**Given entries:**
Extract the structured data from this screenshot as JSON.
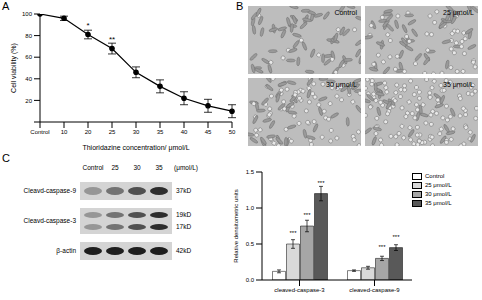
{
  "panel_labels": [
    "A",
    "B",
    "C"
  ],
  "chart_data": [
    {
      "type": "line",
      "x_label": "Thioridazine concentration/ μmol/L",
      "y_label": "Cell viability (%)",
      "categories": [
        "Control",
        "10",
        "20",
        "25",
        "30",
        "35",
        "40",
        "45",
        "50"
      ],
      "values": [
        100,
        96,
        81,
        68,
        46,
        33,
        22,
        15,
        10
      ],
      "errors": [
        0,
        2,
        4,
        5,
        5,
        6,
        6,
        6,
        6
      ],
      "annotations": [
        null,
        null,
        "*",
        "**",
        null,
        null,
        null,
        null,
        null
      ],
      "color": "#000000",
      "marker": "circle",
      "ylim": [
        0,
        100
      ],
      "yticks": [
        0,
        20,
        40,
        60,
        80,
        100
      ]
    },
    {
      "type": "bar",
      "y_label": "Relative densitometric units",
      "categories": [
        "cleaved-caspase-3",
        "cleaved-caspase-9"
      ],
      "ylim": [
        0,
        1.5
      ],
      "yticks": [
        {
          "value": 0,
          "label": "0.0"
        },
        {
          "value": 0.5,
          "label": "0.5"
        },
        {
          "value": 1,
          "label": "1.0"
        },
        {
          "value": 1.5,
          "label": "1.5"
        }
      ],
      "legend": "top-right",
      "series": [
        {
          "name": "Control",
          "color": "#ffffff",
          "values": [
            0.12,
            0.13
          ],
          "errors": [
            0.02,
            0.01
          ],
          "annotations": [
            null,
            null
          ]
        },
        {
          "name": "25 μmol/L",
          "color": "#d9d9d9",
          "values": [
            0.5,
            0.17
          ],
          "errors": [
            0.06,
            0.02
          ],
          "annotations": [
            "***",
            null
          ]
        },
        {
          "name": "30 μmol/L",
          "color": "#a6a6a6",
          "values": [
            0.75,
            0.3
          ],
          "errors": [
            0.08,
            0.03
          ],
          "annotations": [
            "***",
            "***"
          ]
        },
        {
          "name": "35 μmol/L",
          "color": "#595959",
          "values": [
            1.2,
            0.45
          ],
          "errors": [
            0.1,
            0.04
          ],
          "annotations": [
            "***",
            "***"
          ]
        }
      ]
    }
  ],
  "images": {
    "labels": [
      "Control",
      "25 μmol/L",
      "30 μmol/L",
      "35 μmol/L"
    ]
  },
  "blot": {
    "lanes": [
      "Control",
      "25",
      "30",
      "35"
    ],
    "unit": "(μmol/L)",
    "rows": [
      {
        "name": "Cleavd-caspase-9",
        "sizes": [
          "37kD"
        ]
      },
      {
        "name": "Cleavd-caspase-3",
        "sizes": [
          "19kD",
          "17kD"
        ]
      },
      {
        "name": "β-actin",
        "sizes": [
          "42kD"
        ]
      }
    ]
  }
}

**Written request:** Copy out all the data exactly; skip the pictures.

**Solution below:**
Extract the structured data from this screenshot as JSON.
{
  "panel_labels": [
    "A",
    "B",
    "C"
  ],
  "chart_data": [
    {
      "type": "line",
      "x_label": "Thioridazine concentration/ μmol/L",
      "y_label": "Cell viability (%)",
      "categories": [
        "Control",
        "10",
        "20",
        "25",
        "30",
        "35",
        "40",
        "45",
        "50"
      ],
      "values": [
        100,
        96,
        81,
        68,
        46,
        33,
        22,
        15,
        10
      ],
      "errors": [
        0,
        2,
        4,
        5,
        5,
        6,
        6,
        6,
        6
      ],
      "annotations": [
        null,
        null,
        "*",
        "**",
        null,
        null,
        null,
        null,
        null
      ],
      "color": "#000000",
      "marker": "circle",
      "ylim": [
        0,
        100
      ],
      "yticks": [
        0,
        20,
        40,
        60,
        80,
        100
      ]
    },
    {
      "type": "bar",
      "y_label": "Relative densitometric units",
      "categories": [
        "cleaved-caspase-3",
        "cleaved-caspase-9"
      ],
      "ylim": [
        0,
        1.5
      ],
      "yticks": [
        {
          "value": 0,
          "label": "0.0"
        },
        {
          "value": 0.5,
          "label": "0.5"
        },
        {
          "value": 1,
          "label": "1.0"
        },
        {
          "value": 1.5,
          "label": "1.5"
        }
      ],
      "legend": "top-right",
      "series": [
        {
          "name": "Control",
          "color": "#ffffff",
          "values": [
            0.12,
            0.13
          ],
          "errors": [
            0.02,
            0.01
          ],
          "annotations": [
            null,
            null
          ]
        },
        {
          "name": "25 μmol/L",
          "color": "#d9d9d9",
          "values": [
            0.5,
            0.17
          ],
          "errors": [
            0.06,
            0.02
          ],
          "annotations": [
            "***",
            null
          ]
        },
        {
          "name": "30 μmol/L",
          "color": "#a6a6a6",
          "values": [
            0.75,
            0.3
          ],
          "errors": [
            0.08,
            0.03
          ],
          "annotations": [
            "***",
            "***"
          ]
        },
        {
          "name": "35 μmol/L",
          "color": "#595959",
          "values": [
            1.2,
            0.45
          ],
          "errors": [
            0.1,
            0.04
          ],
          "annotations": [
            "***",
            "***"
          ]
        }
      ]
    }
  ],
  "images": {
    "labels": [
      "Control",
      "25 μmol/L",
      "30 μmol/L",
      "35 μmol/L"
    ]
  },
  "blot": {
    "lanes": [
      "Control",
      "25",
      "30",
      "35"
    ],
    "unit": "(μmol/L)",
    "rows": [
      {
        "name": "Cleavd-caspase-9",
        "sizes": [
          "37kD"
        ]
      },
      {
        "name": "Cleavd-caspase-3",
        "sizes": [
          "19kD",
          "17kD"
        ]
      },
      {
        "name": "β-actin",
        "sizes": [
          "42kD"
        ]
      }
    ]
  }
}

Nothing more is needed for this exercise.